Dataset rows about figures

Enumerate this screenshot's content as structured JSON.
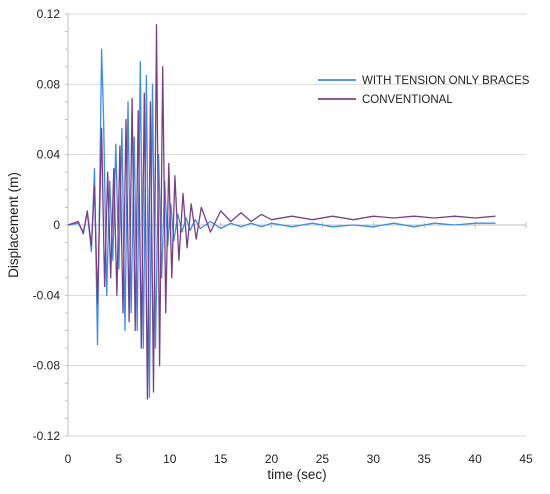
{
  "chart_data": {
    "type": "line",
    "title": "",
    "xlabel": "time (sec)",
    "ylabel": "Displacement (m)",
    "xlim": [
      0,
      45
    ],
    "ylim": [
      -0.12,
      0.12
    ],
    "x_ticks": [
      0,
      5,
      10,
      15,
      20,
      25,
      30,
      35,
      40,
      45
    ],
    "y_ticks": [
      -0.12,
      -0.08,
      -0.04,
      0,
      0.04,
      0.08,
      0.12
    ],
    "x_tick_labels": [
      "0",
      "5",
      "10",
      "15",
      "20",
      "25",
      "30",
      "35",
      "40",
      "45"
    ],
    "y_tick_labels": [
      "-0.12",
      "-0.08",
      "-0.04",
      "0",
      "0.04",
      "0.08",
      "0.12"
    ],
    "grid": {
      "horizontal": true,
      "vertical": false
    },
    "legend_position": "top-right",
    "series": [
      {
        "name": "WITH TENSION ONLY BRACES",
        "color": "#3b8de6",
        "x": [
          0,
          1,
          1.5,
          1.9,
          2.3,
          2.6,
          2.9,
          3.3,
          3.5,
          3.8,
          4.1,
          4.4,
          4.7,
          5.0,
          5.3,
          5.6,
          5.9,
          6.2,
          6.5,
          6.8,
          7.1,
          7.4,
          7.7,
          8.0,
          8.3,
          8.6,
          8.9,
          9.2,
          9.5,
          9.8,
          10.1,
          10.4,
          10.8,
          11.2,
          11.6,
          12.0,
          12.5,
          13.0,
          14.0,
          15.0,
          16.0,
          17.0,
          18.0,
          19.0,
          20.0,
          22.0,
          24.0,
          26.0,
          28.0,
          30.0,
          32.0,
          34.0,
          36.0,
          38.0,
          40.0,
          42.0
        ],
        "y": [
          0,
          0.001,
          -0.004,
          0.007,
          -0.015,
          0.032,
          -0.068,
          0.1,
          0.06,
          -0.04,
          0.025,
          -0.02,
          0.046,
          -0.025,
          0.055,
          -0.06,
          0.07,
          -0.05,
          0.05,
          -0.06,
          0.093,
          -0.07,
          0.085,
          -0.098,
          0.08,
          -0.07,
          0.04,
          -0.03,
          0.025,
          -0.012,
          0.012,
          -0.009,
          0.006,
          -0.004,
          0.004,
          -0.003,
          0.003,
          -0.002,
          0.002,
          -0.002,
          0.001,
          -0.001,
          0.001,
          -0.001,
          0.001,
          -0.001,
          0.001,
          -0.001,
          0,
          -0.001,
          0.001,
          -0.001,
          0.001,
          0,
          0.001,
          0.001
        ]
      },
      {
        "name": "CONVENTIONAL",
        "color": "#7b3f86",
        "x": [
          0,
          1,
          1.5,
          1.9,
          2.3,
          2.6,
          2.9,
          3.3,
          3.6,
          3.9,
          4.2,
          4.5,
          4.8,
          5.1,
          5.4,
          5.7,
          6.0,
          6.3,
          6.6,
          6.9,
          7.2,
          7.5,
          7.8,
          8.1,
          8.4,
          8.7,
          9.0,
          9.3,
          9.6,
          9.9,
          10.2,
          10.5,
          10.9,
          11.3,
          11.7,
          12.1,
          12.6,
          13.1,
          14.0,
          15.0,
          16.0,
          17.0,
          18.0,
          19.0,
          20.0,
          22.0,
          24.0,
          26.0,
          28.0,
          30.0,
          32.0,
          34.0,
          36.0,
          38.0,
          40.0,
          42.0
        ],
        "y": [
          0,
          0.002,
          -0.005,
          0.008,
          -0.012,
          0.022,
          -0.045,
          0.055,
          -0.035,
          0.03,
          -0.03,
          0.032,
          -0.04,
          0.045,
          -0.05,
          0.06,
          -0.055,
          0.072,
          -0.06,
          0.065,
          -0.07,
          0.075,
          -0.099,
          0.07,
          -0.095,
          0.114,
          -0.08,
          0.09,
          -0.05,
          0.035,
          -0.03,
          0.028,
          -0.02,
          0.018,
          -0.013,
          0.012,
          -0.008,
          0.01,
          -0.004,
          0.008,
          0.002,
          0.007,
          0.002,
          0.006,
          0.003,
          0.005,
          0.003,
          0.005,
          0.003,
          0.005,
          0.004,
          0.005,
          0.004,
          0.005,
          0.004,
          0.005
        ]
      }
    ]
  }
}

▶ _Challenge_: Could you repeat all of the material exactly? Pictures should not be copied.

▶ _Final result_:
Enumerate this screenshot's content as structured JSON.
{
  "chart_data": {
    "type": "line",
    "title": "",
    "xlabel": "time (sec)",
    "ylabel": "Displacement (m)",
    "xlim": [
      0,
      45
    ],
    "ylim": [
      -0.12,
      0.12
    ],
    "x_ticks": [
      0,
      5,
      10,
      15,
      20,
      25,
      30,
      35,
      40,
      45
    ],
    "y_ticks": [
      -0.12,
      -0.08,
      -0.04,
      0,
      0.04,
      0.08,
      0.12
    ],
    "x_tick_labels": [
      "0",
      "5",
      "10",
      "15",
      "20",
      "25",
      "30",
      "35",
      "40",
      "45"
    ],
    "y_tick_labels": [
      "-0.12",
      "-0.08",
      "-0.04",
      "0",
      "0.04",
      "0.08",
      "0.12"
    ],
    "grid": {
      "horizontal": true,
      "vertical": false
    },
    "legend_position": "top-right",
    "series": [
      {
        "name": "WITH TENSION ONLY BRACES",
        "color": "#3b8de6",
        "x": [
          0,
          1,
          1.5,
          1.9,
          2.3,
          2.6,
          2.9,
          3.3,
          3.5,
          3.8,
          4.1,
          4.4,
          4.7,
          5.0,
          5.3,
          5.6,
          5.9,
          6.2,
          6.5,
          6.8,
          7.1,
          7.4,
          7.7,
          8.0,
          8.3,
          8.6,
          8.9,
          9.2,
          9.5,
          9.8,
          10.1,
          10.4,
          10.8,
          11.2,
          11.6,
          12.0,
          12.5,
          13.0,
          14.0,
          15.0,
          16.0,
          17.0,
          18.0,
          19.0,
          20.0,
          22.0,
          24.0,
          26.0,
          28.0,
          30.0,
          32.0,
          34.0,
          36.0,
          38.0,
          40.0,
          42.0
        ],
        "y": [
          0,
          0.001,
          -0.004,
          0.007,
          -0.015,
          0.032,
          -0.068,
          0.1,
          0.06,
          -0.04,
          0.025,
          -0.02,
          0.046,
          -0.025,
          0.055,
          -0.06,
          0.07,
          -0.05,
          0.05,
          -0.06,
          0.093,
          -0.07,
          0.085,
          -0.098,
          0.08,
          -0.07,
          0.04,
          -0.03,
          0.025,
          -0.012,
          0.012,
          -0.009,
          0.006,
          -0.004,
          0.004,
          -0.003,
          0.003,
          -0.002,
          0.002,
          -0.002,
          0.001,
          -0.001,
          0.001,
          -0.001,
          0.001,
          -0.001,
          0.001,
          -0.001,
          0,
          -0.001,
          0.001,
          -0.001,
          0.001,
          0,
          0.001,
          0.001
        ]
      },
      {
        "name": "CONVENTIONAL",
        "color": "#7b3f86",
        "x": [
          0,
          1,
          1.5,
          1.9,
          2.3,
          2.6,
          2.9,
          3.3,
          3.6,
          3.9,
          4.2,
          4.5,
          4.8,
          5.1,
          5.4,
          5.7,
          6.0,
          6.3,
          6.6,
          6.9,
          7.2,
          7.5,
          7.8,
          8.1,
          8.4,
          8.7,
          9.0,
          9.3,
          9.6,
          9.9,
          10.2,
          10.5,
          10.9,
          11.3,
          11.7,
          12.1,
          12.6,
          13.1,
          14.0,
          15.0,
          16.0,
          17.0,
          18.0,
          19.0,
          20.0,
          22.0,
          24.0,
          26.0,
          28.0,
          30.0,
          32.0,
          34.0,
          36.0,
          38.0,
          40.0,
          42.0
        ],
        "y": [
          0,
          0.002,
          -0.005,
          0.008,
          -0.012,
          0.022,
          -0.045,
          0.055,
          -0.035,
          0.03,
          -0.03,
          0.032,
          -0.04,
          0.045,
          -0.05,
          0.06,
          -0.055,
          0.072,
          -0.06,
          0.065,
          -0.07,
          0.075,
          -0.099,
          0.07,
          -0.095,
          0.114,
          -0.08,
          0.09,
          -0.05,
          0.035,
          -0.03,
          0.028,
          -0.02,
          0.018,
          -0.013,
          0.012,
          -0.008,
          0.01,
          -0.004,
          0.008,
          0.002,
          0.007,
          0.002,
          0.006,
          0.003,
          0.005,
          0.003,
          0.005,
          0.003,
          0.005,
          0.004,
          0.005,
          0.004,
          0.005,
          0.004,
          0.005
        ]
      }
    ]
  }
}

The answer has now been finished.